__PROBLEM__.
Every line below should be repeated exactly.

Stored items from a collection
========================
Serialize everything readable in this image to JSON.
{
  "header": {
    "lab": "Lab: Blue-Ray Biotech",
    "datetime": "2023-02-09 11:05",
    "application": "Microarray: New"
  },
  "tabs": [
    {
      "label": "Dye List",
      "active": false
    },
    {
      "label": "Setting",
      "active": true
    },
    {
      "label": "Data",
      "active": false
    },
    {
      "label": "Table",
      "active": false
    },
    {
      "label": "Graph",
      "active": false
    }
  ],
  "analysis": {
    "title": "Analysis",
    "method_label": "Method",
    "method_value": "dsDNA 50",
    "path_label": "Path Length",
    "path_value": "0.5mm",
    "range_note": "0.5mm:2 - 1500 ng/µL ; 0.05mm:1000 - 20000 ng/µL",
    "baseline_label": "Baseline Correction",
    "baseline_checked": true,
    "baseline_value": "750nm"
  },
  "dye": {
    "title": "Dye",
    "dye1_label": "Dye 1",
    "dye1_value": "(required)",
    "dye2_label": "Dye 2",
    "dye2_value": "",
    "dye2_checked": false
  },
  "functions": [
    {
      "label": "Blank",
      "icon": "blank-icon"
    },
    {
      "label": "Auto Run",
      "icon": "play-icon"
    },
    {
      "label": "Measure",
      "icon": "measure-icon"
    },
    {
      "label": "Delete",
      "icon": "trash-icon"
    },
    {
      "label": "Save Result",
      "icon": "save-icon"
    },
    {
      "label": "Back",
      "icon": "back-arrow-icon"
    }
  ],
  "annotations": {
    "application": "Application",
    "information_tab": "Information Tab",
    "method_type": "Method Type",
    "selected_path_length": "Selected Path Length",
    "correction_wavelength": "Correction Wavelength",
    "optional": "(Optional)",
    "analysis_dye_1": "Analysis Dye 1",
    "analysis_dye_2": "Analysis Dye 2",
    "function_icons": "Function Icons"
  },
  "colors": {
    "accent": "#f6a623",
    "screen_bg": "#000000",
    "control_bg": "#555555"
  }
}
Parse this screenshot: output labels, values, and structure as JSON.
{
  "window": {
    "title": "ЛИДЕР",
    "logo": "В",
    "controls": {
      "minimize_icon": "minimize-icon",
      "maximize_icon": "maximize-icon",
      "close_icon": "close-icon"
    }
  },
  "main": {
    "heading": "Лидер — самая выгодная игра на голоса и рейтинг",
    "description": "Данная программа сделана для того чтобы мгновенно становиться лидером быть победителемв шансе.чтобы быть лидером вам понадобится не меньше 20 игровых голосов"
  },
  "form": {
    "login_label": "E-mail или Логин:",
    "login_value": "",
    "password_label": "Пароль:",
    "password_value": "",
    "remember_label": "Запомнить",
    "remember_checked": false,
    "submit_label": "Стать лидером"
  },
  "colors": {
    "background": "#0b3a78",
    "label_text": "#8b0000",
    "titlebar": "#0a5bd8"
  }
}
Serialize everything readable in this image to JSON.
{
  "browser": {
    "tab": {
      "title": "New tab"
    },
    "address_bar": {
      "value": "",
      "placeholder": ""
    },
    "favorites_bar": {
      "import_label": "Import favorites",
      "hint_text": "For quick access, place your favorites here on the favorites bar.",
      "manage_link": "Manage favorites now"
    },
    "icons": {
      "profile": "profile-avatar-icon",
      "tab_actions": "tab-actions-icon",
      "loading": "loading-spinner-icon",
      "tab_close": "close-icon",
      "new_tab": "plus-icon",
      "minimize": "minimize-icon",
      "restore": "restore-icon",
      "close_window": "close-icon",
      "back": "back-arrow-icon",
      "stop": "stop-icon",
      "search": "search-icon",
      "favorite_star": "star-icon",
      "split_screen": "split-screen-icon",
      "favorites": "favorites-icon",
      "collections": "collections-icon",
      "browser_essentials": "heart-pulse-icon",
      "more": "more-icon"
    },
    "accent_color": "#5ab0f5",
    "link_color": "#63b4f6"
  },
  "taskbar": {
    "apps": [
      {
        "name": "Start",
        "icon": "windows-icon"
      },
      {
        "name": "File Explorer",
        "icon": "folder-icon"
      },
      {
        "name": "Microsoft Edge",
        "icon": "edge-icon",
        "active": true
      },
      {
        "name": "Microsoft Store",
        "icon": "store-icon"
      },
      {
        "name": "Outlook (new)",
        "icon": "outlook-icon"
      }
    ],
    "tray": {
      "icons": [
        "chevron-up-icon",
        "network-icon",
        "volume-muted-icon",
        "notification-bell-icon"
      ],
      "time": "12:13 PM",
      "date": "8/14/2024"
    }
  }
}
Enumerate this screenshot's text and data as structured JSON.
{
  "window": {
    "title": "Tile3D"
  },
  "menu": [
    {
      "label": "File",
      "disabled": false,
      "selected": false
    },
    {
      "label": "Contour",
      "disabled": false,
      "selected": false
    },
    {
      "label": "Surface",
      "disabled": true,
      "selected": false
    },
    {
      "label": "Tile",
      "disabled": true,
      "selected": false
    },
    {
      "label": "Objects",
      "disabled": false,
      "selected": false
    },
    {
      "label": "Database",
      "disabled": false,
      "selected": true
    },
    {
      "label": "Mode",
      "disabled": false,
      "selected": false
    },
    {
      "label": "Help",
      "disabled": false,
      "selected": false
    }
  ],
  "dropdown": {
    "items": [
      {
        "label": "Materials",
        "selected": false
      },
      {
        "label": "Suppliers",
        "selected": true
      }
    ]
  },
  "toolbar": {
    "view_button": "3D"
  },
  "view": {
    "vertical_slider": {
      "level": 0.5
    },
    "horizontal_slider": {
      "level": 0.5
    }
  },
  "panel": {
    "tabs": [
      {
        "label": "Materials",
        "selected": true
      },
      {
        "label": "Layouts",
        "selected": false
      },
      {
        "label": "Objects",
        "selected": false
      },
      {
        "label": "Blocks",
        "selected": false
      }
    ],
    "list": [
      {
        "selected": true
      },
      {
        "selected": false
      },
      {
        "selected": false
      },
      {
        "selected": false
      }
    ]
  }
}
========================
__SOLVED EXERCISE__.
Serialize everything readable in this image to JSON.
{
  "header": {
    "lab": "Lab: Blue-Ray Biotech",
    "datetime": "2023-02-09 11:05",
    "application": "Microarray: New"
  },
  "tabs": [
    {
      "label": "Dye List",
      "active": false
    },
    {
      "label": "Setting",
      "active": true
    },
    {
      "label": "Data",
      "active": false
    },
    {
      "label": "Table",
      "active": false
    },
    {
      "label": "Graph",
      "active": false
    }
  ],
  "analysis": {
    "title": "Analysis",
    "method_label": "Method",
    "method_value": "dsDNA 50",
    "path_label": "Path Length",
    "path_value": "0.5mm",
    "range_note": "0.5mm:2 - 1500 ng/µL ; 0.05mm:1000 - 20000 ng/µL",
    "baseline_label": "Baseline Correction",
    "baseline_checked": true,
    "baseline_value": "750nm"
  },
  "dye": {
    "title": "Dye",
    "dye1_label": "Dye 1",
    "dye1_value": "(required)",
    "dye2_label": "Dye 2",
    "dye2_value": "",
    "dye2_checked": false
  },
  "functions": [
    {
      "label": "Blank",
      "icon": "blank-icon"
    },
    {
      "label": "Auto Run",
      "icon": "play-icon"
    },
    {
      "label": "Measure",
      "icon": "measure-icon"
    },
    {
      "label": "Delete",
      "icon": "trash-icon"
    },
    {
      "label": "Save Result",
      "icon": "save-icon"
    },
    {
      "label": "Back",
      "icon": "back-arrow-icon"
    }
  ],
  "annotations": {
    "application": "Application",
    "information_tab": "Information Tab",
    "method_type": "Method Type",
    "selected_path_length": "Selected Path Length",
    "correction_wavelength": "Correction Wavelength",
    "optional": "(Optional)",
    "analysis_dye_1": "Analysis Dye 1",
    "analysis_dye_2": "Analysis Dye 2",
    "function_icons": "Function Icons"
  },
  "colors": {
    "accent": "#f6a623",
    "screen_bg": "#000000",
    "control_bg": "#555555"
  }
}
Parse this screenshot: output labels, values, and structure as JSON.
{
  "window": {
    "title": "ЛИДЕР",
    "logo": "В",
    "controls": {
      "minimize_icon": "minimize-icon",
      "maximize_icon": "maximize-icon",
      "close_icon": "close-icon"
    }
  },
  "main": {
    "heading": "Лидер — самая выгодная игра на голоса и рейтинг",
    "description": "Данная программа сделана для того чтобы мгновенно становиться лидером быть победителемв шансе.чтобы быть лидером вам понадобится не меньше 20 игровых голосов"
  },
  "form": {
    "login_label": "E-mail или Логин:",
    "login_value": "",
    "password_label": "Пароль:",
    "password_value": "",
    "remember_label": "Запомнить",
    "remember_checked": false,
    "submit_label": "Стать лидером"
  },
  "colors": {
    "background": "#0b3a78",
    "label_text": "#8b0000",
    "titlebar": "#0a5bd8"
  }
}
Serialize everything readable in this image to JSON.
{
  "browser": {
    "tab": {
      "title": "New tab"
    },
    "address_bar": {
      "value": "",
      "placeholder": ""
    },
    "favorites_bar": {
      "import_label": "Import favorites",
      "hint_text": "For quick access, place your favorites here on the favorites bar.",
      "manage_link": "Manage favorites now"
    },
    "icons": {
      "profile": "profile-avatar-icon",
      "tab_actions": "tab-actions-icon",
      "loading": "loading-spinner-icon",
      "tab_close": "close-icon",
      "new_tab": "plus-icon",
      "minimize": "minimize-icon",
      "restore": "restore-icon",
      "close_window": "close-icon",
      "back": "back-arrow-icon",
      "stop": "stop-icon",
      "search": "search-icon",
      "favorite_star": "star-icon",
      "split_screen": "split-screen-icon",
      "favorites": "favorites-icon",
      "collections": "collections-icon",
      "browser_essentials": "heart-pulse-icon",
      "more": "more-icon"
    },
    "accent_color": "#5ab0f5",
    "link_color": "#63b4f6"
  },
  "taskbar": {
    "apps": [
      {
        "name": "Start",
        "icon": "windows-icon"
      },
      {
        "name": "File Explorer",
        "icon": "folder-icon"
      },
      {
        "name": "Microsoft Edge",
        "icon": "edge-icon",
        "active": true
      },
      {
        "name": "Microsoft Store",
        "icon": "store-icon"
      },
      {
        "name": "Outlook (new)",
        "icon": "outlook-icon"
      }
    ],
    "tray": {
      "icons": [
        "chevron-up-icon",
        "network-icon",
        "volume-muted-icon",
        "notification-bell-icon"
      ],
      "time": "12:13 PM",
      "date": "8/14/2024"
    }
  }
}
Enumerate this screenshot's text and data as structured JSON.
{
  "window": {
    "title": "Tile3D"
  },
  "menu": [
    {
      "label": "File",
      "disabled": false,
      "selected": false
    },
    {
      "label": "Contour",
      "disabled": false,
      "selected": false
    },
    {
      "label": "Surface",
      "disabled": true,
      "selected": false
    },
    {
      "label": "Tile",
      "disabled": true,
      "selected": false
    },
    {
      "label": "Objects",
      "disabled": false,
      "selected": false
    },
    {
      "label": "Database",
      "disabled": false,
      "selected": true
    },
    {
      "label": "Mode",
      "disabled": false,
      "selected": false
    },
    {
      "label": "Help",
      "disabled": false,
      "selected": false
    }
  ],
  "dropdown": {
    "items": [
      {
        "label": "Materials",
        "selected": false
      },
      {
        "label": "Suppliers",
        "selected": true
      }
    ]
  },
  "toolbar": {
    "view_button": "3D"
  },
  "view": {
    "vertical_slider": {
      "level": 0.5
    },
    "horizontal_slider": {
      "level": 0.5
    }
  },
  "panel": {
    "tabs": [
      {
        "label": "Materials",
        "selected": true
      },
      {
        "label": "Layouts",
        "selected": false
      },
      {
        "label": "Objects",
        "selected": false
      },
      {
        "label": "Blocks",
        "selected": false
      }
    ],
    "list": [
      {
        "selected": true
      },
      {
        "selected": false
      },
      {
        "selected": false
      },
      {
        "selected": false
      }
    ]
  }
}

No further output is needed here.